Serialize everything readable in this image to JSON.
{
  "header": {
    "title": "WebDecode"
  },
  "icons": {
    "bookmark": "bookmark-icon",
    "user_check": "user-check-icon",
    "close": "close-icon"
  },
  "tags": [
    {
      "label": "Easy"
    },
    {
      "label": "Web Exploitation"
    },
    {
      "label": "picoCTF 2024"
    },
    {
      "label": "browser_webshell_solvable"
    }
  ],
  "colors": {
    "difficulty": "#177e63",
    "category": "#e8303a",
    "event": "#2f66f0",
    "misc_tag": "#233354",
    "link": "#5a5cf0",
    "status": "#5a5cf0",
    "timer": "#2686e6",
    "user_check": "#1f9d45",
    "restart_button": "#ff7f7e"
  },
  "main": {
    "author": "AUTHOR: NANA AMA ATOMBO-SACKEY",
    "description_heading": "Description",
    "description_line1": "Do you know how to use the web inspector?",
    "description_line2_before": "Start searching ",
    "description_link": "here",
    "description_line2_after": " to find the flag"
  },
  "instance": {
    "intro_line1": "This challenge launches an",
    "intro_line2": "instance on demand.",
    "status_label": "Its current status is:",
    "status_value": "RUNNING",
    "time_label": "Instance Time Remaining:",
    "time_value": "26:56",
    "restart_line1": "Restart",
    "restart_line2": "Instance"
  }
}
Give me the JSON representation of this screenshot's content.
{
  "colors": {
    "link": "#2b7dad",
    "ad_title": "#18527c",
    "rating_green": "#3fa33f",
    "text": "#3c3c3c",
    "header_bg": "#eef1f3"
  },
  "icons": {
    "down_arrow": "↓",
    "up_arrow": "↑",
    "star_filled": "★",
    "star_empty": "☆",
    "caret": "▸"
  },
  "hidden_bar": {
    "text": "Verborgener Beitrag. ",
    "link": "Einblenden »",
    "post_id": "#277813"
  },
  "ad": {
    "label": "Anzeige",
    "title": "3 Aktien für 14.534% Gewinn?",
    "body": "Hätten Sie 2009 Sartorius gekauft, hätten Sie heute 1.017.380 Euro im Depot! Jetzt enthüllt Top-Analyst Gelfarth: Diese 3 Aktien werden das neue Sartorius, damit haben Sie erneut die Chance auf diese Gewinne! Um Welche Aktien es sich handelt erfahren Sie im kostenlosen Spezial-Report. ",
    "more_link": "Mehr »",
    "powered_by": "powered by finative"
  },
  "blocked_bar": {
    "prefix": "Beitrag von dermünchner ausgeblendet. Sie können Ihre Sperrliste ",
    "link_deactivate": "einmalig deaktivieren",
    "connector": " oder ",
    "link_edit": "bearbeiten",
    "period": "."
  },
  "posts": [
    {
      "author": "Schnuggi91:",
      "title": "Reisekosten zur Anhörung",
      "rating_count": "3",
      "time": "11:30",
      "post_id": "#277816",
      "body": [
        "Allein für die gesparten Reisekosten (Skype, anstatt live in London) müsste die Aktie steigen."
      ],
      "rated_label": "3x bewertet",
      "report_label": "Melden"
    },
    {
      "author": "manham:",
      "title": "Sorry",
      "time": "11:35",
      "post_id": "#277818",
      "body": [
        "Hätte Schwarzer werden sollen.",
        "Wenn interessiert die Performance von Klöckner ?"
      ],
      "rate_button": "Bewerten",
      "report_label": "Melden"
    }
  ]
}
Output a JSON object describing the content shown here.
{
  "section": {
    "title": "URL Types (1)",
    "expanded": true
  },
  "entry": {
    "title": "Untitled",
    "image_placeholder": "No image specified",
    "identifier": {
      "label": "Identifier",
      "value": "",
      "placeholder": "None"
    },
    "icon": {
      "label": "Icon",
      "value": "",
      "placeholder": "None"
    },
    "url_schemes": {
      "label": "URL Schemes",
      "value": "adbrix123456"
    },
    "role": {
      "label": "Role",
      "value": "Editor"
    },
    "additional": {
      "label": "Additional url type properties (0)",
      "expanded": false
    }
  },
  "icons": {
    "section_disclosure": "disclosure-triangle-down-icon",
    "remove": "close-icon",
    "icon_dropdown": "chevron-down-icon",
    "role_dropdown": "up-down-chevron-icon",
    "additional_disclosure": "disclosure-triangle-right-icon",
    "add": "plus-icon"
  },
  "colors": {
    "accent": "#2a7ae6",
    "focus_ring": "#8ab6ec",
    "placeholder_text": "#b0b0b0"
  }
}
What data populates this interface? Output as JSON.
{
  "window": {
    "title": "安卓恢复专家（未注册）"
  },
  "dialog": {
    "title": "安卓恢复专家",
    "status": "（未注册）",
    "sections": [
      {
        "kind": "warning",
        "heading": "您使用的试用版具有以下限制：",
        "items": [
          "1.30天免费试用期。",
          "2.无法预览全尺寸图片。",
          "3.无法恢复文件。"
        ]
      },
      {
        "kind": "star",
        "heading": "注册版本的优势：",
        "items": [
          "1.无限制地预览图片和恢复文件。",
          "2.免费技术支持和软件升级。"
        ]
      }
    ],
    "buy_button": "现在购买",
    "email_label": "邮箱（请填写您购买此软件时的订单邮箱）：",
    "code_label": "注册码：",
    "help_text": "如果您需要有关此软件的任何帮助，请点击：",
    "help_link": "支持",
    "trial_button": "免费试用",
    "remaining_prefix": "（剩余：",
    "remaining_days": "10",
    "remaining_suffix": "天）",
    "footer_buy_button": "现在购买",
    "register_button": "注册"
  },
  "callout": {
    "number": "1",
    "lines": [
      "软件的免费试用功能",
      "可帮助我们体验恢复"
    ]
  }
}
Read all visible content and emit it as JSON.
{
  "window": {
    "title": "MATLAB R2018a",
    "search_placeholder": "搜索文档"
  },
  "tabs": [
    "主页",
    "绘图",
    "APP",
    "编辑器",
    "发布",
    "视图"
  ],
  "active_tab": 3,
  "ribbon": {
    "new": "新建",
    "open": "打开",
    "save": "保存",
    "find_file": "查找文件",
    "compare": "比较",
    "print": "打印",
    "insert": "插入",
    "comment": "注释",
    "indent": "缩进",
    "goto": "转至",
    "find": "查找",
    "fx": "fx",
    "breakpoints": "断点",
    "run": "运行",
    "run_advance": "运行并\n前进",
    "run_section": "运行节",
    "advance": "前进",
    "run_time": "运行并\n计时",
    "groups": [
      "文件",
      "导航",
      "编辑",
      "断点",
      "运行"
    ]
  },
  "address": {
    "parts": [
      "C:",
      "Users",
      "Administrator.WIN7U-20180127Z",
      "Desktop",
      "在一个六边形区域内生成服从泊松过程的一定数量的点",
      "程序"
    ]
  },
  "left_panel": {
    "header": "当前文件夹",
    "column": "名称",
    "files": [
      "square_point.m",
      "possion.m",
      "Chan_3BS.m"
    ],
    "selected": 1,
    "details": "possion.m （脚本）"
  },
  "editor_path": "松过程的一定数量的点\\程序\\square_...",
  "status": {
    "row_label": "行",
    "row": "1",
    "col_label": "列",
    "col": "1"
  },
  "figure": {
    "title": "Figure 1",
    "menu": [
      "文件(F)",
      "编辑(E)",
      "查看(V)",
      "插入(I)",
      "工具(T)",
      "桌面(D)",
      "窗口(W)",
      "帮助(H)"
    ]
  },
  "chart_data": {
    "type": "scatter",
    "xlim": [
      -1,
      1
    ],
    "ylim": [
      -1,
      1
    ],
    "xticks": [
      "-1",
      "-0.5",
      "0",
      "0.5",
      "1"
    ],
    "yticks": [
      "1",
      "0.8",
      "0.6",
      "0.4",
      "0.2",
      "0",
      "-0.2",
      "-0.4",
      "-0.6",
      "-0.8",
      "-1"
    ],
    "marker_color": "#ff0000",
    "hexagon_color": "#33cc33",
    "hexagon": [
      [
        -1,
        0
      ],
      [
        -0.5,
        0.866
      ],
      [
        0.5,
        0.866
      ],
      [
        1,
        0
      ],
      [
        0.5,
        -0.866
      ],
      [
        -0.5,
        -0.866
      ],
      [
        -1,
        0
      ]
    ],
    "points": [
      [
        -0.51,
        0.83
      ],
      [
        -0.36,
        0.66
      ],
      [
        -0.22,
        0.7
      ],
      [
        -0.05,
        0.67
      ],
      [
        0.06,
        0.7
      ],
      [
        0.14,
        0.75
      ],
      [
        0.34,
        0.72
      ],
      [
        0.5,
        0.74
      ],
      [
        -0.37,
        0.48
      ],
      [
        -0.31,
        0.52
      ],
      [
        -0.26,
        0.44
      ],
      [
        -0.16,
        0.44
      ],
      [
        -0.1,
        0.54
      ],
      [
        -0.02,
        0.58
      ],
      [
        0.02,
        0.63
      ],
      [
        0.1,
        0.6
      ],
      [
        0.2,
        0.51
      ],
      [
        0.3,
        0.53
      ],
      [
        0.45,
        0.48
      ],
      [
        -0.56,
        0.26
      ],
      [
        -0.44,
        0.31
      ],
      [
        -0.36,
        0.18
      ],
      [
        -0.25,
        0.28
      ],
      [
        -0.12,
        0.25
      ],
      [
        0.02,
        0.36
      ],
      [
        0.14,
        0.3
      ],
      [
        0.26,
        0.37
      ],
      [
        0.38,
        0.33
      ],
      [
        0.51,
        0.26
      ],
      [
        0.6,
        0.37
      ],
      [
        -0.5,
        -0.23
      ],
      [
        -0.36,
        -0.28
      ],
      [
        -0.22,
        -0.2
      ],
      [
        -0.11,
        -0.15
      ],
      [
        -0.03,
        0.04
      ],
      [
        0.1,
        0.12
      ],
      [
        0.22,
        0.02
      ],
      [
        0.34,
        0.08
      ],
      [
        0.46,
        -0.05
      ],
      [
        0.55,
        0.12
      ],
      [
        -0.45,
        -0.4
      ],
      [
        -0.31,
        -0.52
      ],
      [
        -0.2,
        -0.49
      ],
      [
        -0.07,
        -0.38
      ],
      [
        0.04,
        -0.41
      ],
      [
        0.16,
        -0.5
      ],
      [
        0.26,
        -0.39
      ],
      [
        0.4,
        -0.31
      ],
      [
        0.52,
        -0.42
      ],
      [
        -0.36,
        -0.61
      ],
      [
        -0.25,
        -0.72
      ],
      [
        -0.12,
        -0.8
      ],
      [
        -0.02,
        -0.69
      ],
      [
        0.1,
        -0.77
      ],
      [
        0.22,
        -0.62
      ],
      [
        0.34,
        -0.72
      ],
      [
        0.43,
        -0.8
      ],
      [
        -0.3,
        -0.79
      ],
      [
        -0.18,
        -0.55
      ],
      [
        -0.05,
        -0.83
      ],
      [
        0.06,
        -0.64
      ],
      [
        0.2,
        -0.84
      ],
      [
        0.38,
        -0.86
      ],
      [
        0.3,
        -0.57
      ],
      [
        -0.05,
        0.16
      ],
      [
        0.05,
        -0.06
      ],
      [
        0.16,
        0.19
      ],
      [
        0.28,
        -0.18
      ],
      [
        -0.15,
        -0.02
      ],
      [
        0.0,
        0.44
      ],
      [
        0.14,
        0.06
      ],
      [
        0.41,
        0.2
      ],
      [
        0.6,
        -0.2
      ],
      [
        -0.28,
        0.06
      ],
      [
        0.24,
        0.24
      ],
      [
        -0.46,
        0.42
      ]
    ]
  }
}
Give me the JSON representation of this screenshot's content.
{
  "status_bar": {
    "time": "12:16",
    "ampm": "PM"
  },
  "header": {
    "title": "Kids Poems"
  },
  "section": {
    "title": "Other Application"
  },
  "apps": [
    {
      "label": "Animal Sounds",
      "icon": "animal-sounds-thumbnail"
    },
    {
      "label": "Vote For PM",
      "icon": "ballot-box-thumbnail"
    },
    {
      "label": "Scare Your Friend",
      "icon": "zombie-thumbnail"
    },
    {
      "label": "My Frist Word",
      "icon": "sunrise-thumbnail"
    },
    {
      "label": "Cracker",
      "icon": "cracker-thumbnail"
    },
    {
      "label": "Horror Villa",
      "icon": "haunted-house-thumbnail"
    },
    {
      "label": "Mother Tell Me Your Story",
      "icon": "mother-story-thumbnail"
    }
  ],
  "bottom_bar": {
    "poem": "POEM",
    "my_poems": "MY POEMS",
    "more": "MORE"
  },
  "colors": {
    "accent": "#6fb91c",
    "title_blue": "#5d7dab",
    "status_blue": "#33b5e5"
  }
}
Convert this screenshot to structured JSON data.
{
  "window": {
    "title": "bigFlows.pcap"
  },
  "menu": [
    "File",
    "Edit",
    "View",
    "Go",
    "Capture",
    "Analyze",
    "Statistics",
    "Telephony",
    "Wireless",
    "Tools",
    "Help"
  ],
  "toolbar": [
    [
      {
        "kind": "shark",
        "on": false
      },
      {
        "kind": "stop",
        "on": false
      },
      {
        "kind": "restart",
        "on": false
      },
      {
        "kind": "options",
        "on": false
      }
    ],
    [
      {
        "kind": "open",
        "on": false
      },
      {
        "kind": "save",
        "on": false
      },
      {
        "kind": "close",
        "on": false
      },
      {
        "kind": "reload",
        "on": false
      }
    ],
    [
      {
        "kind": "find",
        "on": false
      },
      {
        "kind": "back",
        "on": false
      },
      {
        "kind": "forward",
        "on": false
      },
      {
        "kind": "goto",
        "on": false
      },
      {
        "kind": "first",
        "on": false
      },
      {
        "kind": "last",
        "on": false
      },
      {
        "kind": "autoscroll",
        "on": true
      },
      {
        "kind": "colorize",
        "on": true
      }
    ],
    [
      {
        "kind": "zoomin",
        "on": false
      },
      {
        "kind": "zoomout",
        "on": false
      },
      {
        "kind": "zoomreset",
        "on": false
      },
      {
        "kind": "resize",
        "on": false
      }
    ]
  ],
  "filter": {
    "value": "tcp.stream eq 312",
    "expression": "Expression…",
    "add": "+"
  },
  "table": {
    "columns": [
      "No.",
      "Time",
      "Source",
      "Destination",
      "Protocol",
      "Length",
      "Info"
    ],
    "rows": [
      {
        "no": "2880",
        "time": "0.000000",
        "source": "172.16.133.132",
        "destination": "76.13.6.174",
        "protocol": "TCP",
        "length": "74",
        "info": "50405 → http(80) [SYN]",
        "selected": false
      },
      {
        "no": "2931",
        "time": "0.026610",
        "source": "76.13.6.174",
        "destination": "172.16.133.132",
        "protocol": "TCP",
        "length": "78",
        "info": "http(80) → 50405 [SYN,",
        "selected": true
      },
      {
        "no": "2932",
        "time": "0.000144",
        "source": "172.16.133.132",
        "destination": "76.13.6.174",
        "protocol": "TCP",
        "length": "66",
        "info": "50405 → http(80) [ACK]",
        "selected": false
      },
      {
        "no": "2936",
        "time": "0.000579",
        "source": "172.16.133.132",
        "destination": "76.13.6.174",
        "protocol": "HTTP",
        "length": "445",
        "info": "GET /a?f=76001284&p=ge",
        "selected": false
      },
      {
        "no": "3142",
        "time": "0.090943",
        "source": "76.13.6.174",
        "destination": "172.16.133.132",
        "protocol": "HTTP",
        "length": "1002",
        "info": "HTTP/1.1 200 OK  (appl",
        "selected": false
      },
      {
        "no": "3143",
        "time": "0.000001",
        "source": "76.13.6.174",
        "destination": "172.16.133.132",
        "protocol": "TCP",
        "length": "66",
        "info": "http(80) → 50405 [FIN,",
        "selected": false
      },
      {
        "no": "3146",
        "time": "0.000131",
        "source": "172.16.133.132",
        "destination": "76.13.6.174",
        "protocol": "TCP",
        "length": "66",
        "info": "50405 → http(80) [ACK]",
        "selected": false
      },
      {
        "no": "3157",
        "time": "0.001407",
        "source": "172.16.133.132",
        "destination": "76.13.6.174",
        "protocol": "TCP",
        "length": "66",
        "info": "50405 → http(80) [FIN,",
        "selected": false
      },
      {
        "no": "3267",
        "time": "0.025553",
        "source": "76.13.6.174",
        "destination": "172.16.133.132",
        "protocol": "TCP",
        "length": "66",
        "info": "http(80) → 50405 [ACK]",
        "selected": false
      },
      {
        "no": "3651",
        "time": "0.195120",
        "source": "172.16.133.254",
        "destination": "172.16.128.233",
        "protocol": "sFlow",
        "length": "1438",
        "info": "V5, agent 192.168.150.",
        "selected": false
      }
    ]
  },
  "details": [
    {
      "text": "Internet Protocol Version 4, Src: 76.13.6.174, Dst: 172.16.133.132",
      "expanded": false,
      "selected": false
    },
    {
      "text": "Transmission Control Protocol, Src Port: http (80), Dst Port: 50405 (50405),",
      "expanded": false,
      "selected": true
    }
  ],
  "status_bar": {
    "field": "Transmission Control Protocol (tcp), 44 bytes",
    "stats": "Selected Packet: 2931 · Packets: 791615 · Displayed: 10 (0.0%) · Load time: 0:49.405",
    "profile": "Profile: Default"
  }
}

·····

- [Problem description]:
The word "Transmission" may appear on some lines of these records; state how many such lines there are, and nothing else.

- [Complete output]:
2